PROBLEM STATEMENT — Restate each line of the listing exactly, without carrying over any pictures.
# Start of SUPPLIED DATA
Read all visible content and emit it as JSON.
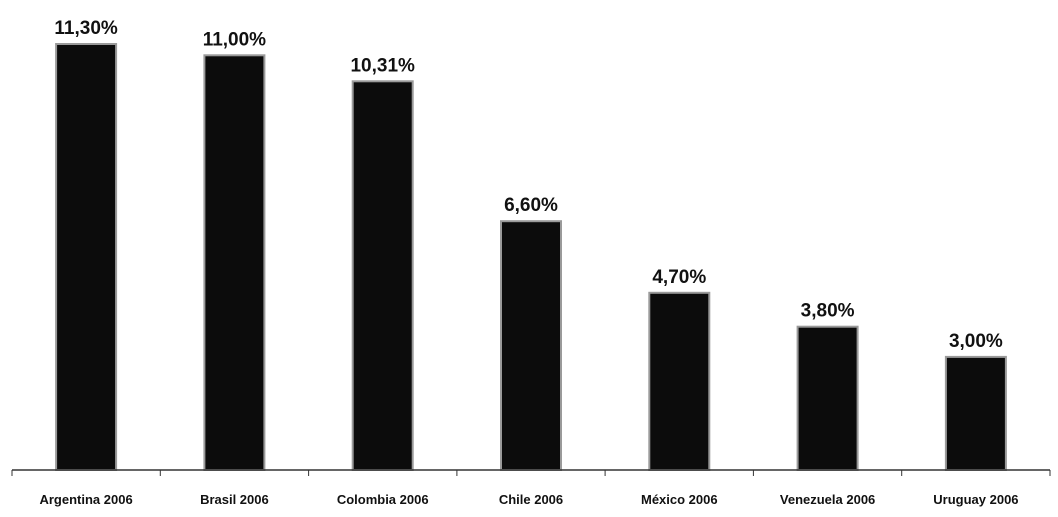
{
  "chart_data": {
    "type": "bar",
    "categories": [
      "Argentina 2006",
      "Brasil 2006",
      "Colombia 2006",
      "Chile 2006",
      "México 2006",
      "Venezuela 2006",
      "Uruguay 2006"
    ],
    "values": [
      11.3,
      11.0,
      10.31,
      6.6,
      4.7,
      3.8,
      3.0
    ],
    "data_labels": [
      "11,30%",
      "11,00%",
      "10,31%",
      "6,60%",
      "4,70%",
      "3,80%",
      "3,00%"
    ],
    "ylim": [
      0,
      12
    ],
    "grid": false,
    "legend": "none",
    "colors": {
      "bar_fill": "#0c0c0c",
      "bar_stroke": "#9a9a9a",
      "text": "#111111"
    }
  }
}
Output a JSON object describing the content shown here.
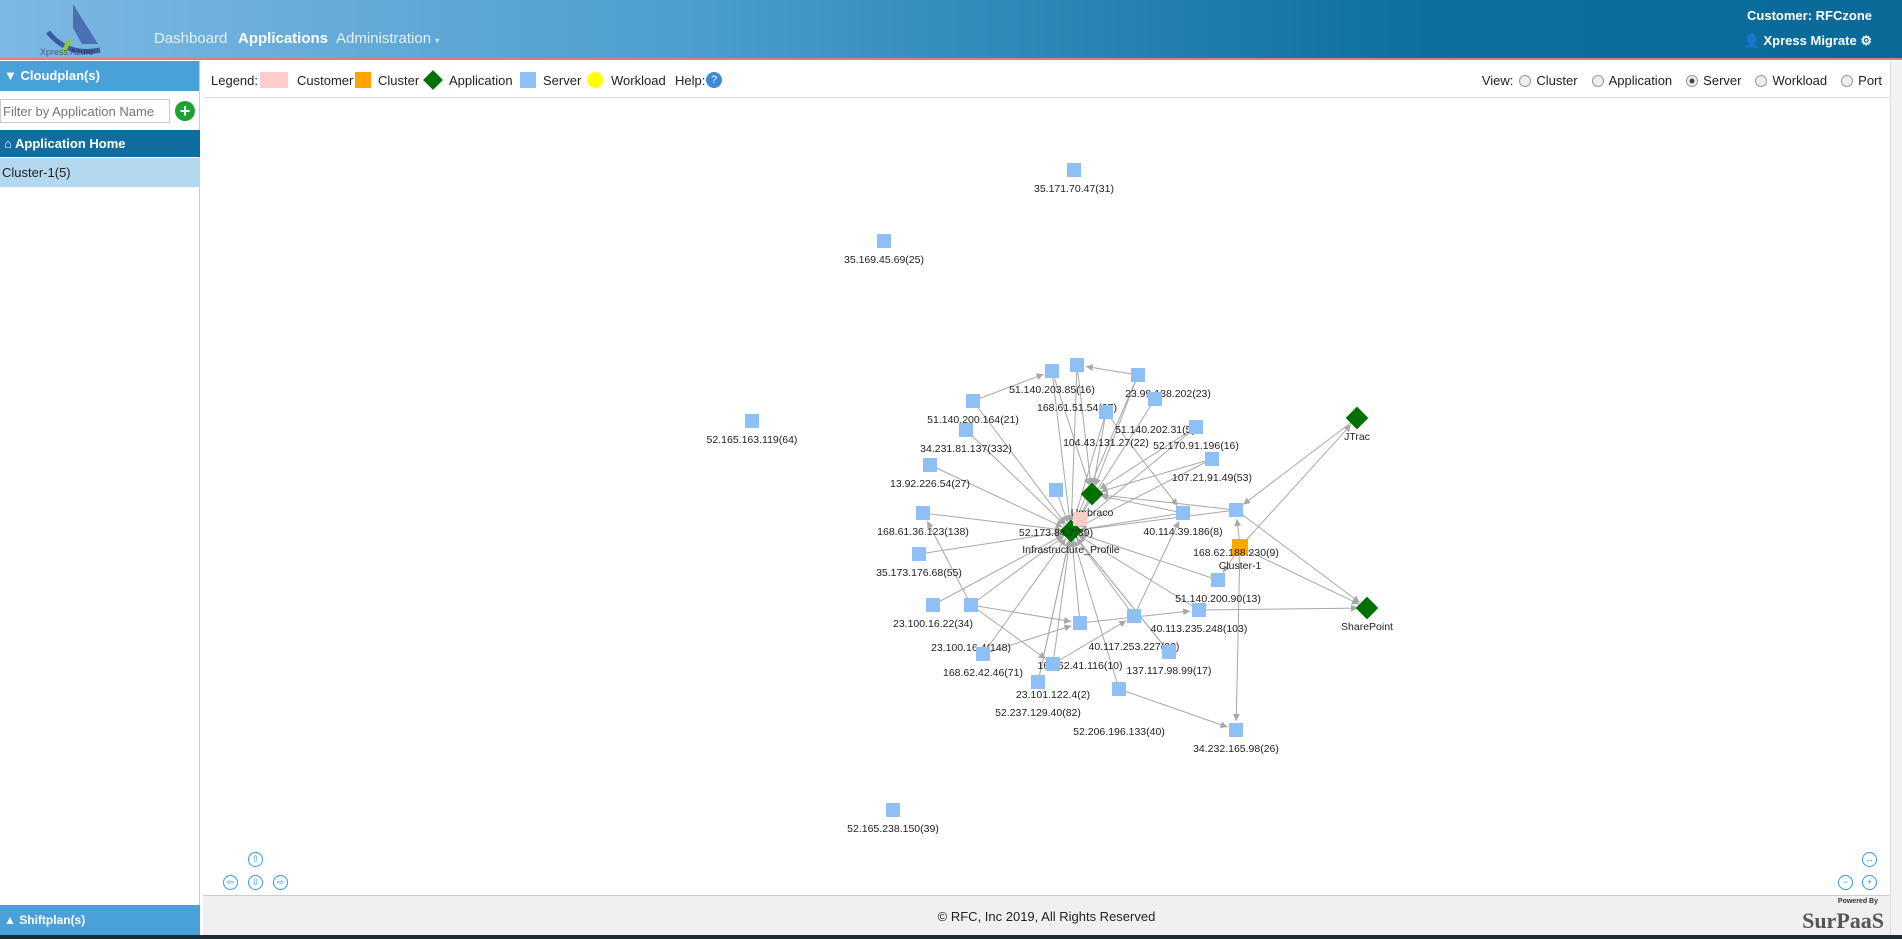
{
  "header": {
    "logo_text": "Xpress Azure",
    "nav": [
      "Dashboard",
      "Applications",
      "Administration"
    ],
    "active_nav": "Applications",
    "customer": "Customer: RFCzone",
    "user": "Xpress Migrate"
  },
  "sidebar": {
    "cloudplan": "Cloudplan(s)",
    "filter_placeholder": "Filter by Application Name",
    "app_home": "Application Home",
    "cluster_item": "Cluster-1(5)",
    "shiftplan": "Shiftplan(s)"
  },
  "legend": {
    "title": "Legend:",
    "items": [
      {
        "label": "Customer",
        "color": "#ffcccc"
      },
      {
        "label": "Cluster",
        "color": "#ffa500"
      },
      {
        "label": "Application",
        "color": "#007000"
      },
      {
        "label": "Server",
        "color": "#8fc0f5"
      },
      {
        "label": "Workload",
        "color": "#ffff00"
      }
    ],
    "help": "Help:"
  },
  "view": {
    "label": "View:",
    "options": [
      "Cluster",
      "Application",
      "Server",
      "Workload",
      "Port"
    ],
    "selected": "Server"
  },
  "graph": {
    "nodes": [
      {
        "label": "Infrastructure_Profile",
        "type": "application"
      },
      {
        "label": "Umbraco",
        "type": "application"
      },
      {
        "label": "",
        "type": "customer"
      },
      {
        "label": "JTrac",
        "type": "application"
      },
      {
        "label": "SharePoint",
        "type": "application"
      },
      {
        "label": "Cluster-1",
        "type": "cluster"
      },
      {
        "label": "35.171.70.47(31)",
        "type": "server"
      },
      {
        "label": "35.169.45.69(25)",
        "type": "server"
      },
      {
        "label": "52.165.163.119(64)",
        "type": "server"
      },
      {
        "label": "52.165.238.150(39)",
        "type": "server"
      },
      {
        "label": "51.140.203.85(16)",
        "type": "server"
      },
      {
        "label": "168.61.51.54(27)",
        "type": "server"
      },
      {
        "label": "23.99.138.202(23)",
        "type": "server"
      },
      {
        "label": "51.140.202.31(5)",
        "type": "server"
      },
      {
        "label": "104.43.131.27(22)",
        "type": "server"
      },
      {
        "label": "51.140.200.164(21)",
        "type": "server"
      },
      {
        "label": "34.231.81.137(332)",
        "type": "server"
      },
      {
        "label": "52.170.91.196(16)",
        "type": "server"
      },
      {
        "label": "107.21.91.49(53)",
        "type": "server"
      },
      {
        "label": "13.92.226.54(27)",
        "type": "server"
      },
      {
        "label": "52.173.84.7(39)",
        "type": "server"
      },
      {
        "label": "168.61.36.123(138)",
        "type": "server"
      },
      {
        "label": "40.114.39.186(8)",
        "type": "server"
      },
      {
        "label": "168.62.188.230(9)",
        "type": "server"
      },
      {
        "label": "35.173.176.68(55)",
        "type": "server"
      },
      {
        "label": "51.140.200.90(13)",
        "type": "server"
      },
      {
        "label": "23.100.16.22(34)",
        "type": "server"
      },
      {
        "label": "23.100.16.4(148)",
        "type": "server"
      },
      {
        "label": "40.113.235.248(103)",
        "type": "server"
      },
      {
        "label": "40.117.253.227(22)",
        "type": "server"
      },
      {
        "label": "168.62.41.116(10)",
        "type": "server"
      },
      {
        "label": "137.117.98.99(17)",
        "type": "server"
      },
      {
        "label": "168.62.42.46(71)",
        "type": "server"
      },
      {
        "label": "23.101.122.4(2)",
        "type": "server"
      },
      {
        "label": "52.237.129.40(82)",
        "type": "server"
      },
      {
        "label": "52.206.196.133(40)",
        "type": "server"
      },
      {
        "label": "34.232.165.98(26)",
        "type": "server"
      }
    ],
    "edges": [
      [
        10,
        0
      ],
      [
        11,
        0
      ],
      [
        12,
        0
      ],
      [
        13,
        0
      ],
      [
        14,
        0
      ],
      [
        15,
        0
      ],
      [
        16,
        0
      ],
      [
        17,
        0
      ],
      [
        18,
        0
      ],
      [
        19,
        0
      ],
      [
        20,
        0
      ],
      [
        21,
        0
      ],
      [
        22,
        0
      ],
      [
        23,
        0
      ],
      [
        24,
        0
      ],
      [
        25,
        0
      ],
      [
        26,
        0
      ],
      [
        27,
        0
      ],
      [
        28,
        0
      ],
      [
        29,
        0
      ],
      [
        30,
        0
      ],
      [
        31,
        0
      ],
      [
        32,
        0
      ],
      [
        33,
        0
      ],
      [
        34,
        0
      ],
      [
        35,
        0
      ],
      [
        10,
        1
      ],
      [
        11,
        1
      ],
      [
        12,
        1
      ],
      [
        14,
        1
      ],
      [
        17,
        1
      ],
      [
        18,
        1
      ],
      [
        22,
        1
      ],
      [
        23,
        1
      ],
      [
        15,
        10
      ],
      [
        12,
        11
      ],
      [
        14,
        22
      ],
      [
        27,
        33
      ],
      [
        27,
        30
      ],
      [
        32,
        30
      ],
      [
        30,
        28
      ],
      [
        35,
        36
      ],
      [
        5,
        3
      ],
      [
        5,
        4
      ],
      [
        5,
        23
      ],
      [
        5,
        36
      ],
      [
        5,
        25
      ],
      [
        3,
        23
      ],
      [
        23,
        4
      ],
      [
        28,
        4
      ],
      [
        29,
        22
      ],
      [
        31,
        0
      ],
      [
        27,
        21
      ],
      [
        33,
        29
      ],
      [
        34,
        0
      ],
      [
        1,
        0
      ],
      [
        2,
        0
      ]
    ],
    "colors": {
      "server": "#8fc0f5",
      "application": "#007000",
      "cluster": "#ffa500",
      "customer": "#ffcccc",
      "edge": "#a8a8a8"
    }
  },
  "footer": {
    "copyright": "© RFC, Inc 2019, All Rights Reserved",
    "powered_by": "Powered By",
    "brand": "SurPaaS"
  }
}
# End of SUPPLIED DATA
EXERCISE OUTPUT —
Read all visible content and emit it as JSON.
{
  "chart_data": {
    "type": "bar",
    "categories": [
      "Argentina 2006",
      "Brasil 2006",
      "Colombia 2006",
      "Chile 2006",
      "México 2006",
      "Venezuela 2006",
      "Uruguay 2006"
    ],
    "values": [
      11.3,
      11.0,
      10.31,
      6.6,
      4.7,
      3.8,
      3.0
    ],
    "data_labels": [
      "11,30%",
      "11,00%",
      "10,31%",
      "6,60%",
      "4,70%",
      "3,80%",
      "3,00%"
    ],
    "ylim": [
      0,
      12
    ],
    "grid": false,
    "legend": "none",
    "colors": {
      "bar_fill": "#0c0c0c",
      "bar_stroke": "#9a9a9a",
      "text": "#111111"
    }
  }
}
Output a JSON object describing the content shown here.
{
  "header": {
    "logo_text": "Xpress Azure",
    "nav": [
      "Dashboard",
      "Applications",
      "Administration"
    ],
    "active_nav": "Applications",
    "customer": "Customer: RFCzone",
    "user": "Xpress Migrate"
  },
  "sidebar": {
    "cloudplan": "Cloudplan(s)",
    "filter_placeholder": "Filter by Application Name",
    "app_home": "Application Home",
    "cluster_item": "Cluster-1(5)",
    "shiftplan": "Shiftplan(s)"
  },
  "legend": {
    "title": "Legend:",
    "items": [
      {
        "label": "Customer",
        "color": "#ffcccc"
      },
      {
        "label": "Cluster",
        "color": "#ffa500"
      },
      {
        "label": "Application",
        "color": "#007000"
      },
      {
        "label": "Server",
        "color": "#8fc0f5"
      },
      {
        "label": "Workload",
        "color": "#ffff00"
      }
    ],
    "help": "Help:"
  },
  "view": {
    "label": "View:",
    "options": [
      "Cluster",
      "Application",
      "Server",
      "Workload",
      "Port"
    ],
    "selected": "Server"
  },
  "graph": {
    "nodes": [
      {
        "label": "Infrastructure_Profile",
        "type": "application"
      },
      {
        "label": "Umbraco",
        "type": "application"
      },
      {
        "label": "",
        "type": "customer"
      },
      {
        "label": "JTrac",
        "type": "application"
      },
      {
        "label": "SharePoint",
        "type": "application"
      },
      {
        "label": "Cluster-1",
        "type": "cluster"
      },
      {
        "label": "35.171.70.47(31)",
        "type": "server"
      },
      {
        "label": "35.169.45.69(25)",
        "type": "server"
      },
      {
        "label": "52.165.163.119(64)",
        "type": "server"
      },
      {
        "label": "52.165.238.150(39)",
        "type": "server"
      },
      {
        "label": "51.140.203.85(16)",
        "type": "server"
      },
      {
        "label": "168.61.51.54(27)",
        "type": "server"
      },
      {
        "label": "23.99.138.202(23)",
        "type": "server"
      },
      {
        "label": "51.140.202.31(5)",
        "type": "server"
      },
      {
        "label": "104.43.131.27(22)",
        "type": "server"
      },
      {
        "label": "51.140.200.164(21)",
        "type": "server"
      },
      {
        "label": "34.231.81.137(332)",
        "type": "server"
      },
      {
        "label": "52.170.91.196(16)",
        "type": "server"
      },
      {
        "label": "107.21.91.49(53)",
        "type": "server"
      },
      {
        "label": "13.92.226.54(27)",
        "type": "server"
      },
      {
        "label": "52.173.84.7(39)",
        "type": "server"
      },
      {
        "label": "168.61.36.123(138)",
        "type": "server"
      },
      {
        "label": "40.114.39.186(8)",
        "type": "server"
      },
      {
        "label": "168.62.188.230(9)",
        "type": "server"
      },
      {
        "label": "35.173.176.68(55)",
        "type": "server"
      },
      {
        "label": "51.140.200.90(13)",
        "type": "server"
      },
      {
        "label": "23.100.16.22(34)",
        "type": "server"
      },
      {
        "label": "23.100.16.4(148)",
        "type": "server"
      },
      {
        "label": "40.113.235.248(103)",
        "type": "server"
      },
      {
        "label": "40.117.253.227(22)",
        "type": "server"
      },
      {
        "label": "168.62.41.116(10)",
        "type": "server"
      },
      {
        "label": "137.117.98.99(17)",
        "type": "server"
      },
      {
        "label": "168.62.42.46(71)",
        "type": "server"
      },
      {
        "label": "23.101.122.4(2)",
        "type": "server"
      },
      {
        "label": "52.237.129.40(82)",
        "type": "server"
      },
      {
        "label": "52.206.196.133(40)",
        "type": "server"
      },
      {
        "label": "34.232.165.98(26)",
        "type": "server"
      }
    ],
    "edges": [
      [
        10,
        0
      ],
      [
        11,
        0
      ],
      [
        12,
        0
      ],
      [
        13,
        0
      ],
      [
        14,
        0
      ],
      [
        15,
        0
      ],
      [
        16,
        0
      ],
      [
        17,
        0
      ],
      [
        18,
        0
      ],
      [
        19,
        0
      ],
      [
        20,
        0
      ],
      [
        21,
        0
      ],
      [
        22,
        0
      ],
      [
        23,
        0
      ],
      [
        24,
        0
      ],
      [
        25,
        0
      ],
      [
        26,
        0
      ],
      [
        27,
        0
      ],
      [
        28,
        0
      ],
      [
        29,
        0
      ],
      [
        30,
        0
      ],
      [
        31,
        0
      ],
      [
        32,
        0
      ],
      [
        33,
        0
      ],
      [
        34,
        0
      ],
      [
        35,
        0
      ],
      [
        10,
        1
      ],
      [
        11,
        1
      ],
      [
        12,
        1
      ],
      [
        14,
        1
      ],
      [
        17,
        1
      ],
      [
        18,
        1
      ],
      [
        22,
        1
      ],
      [
        23,
        1
      ],
      [
        15,
        10
      ],
      [
        12,
        11
      ],
      [
        14,
        22
      ],
      [
        27,
        33
      ],
      [
        27,
        30
      ],
      [
        32,
        30
      ],
      [
        30,
        28
      ],
      [
        35,
        36
      ],
      [
        5,
        3
      ],
      [
        5,
        4
      ],
      [
        5,
        23
      ],
      [
        5,
        36
      ],
      [
        5,
        25
      ],
      [
        3,
        23
      ],
      [
        23,
        4
      ],
      [
        28,
        4
      ],
      [
        29,
        22
      ],
      [
        31,
        0
      ],
      [
        27,
        21
      ],
      [
        33,
        29
      ],
      [
        34,
        0
      ],
      [
        1,
        0
      ],
      [
        2,
        0
      ]
    ],
    "colors": {
      "server": "#8fc0f5",
      "application": "#007000",
      "cluster": "#ffa500",
      "customer": "#ffcccc",
      "edge": "#a8a8a8"
    }
  },
  "footer": {
    "copyright": "© RFC, Inc 2019, All Rights Reserved",
    "powered_by": "Powered By",
    "brand": "SurPaaS"
  }
}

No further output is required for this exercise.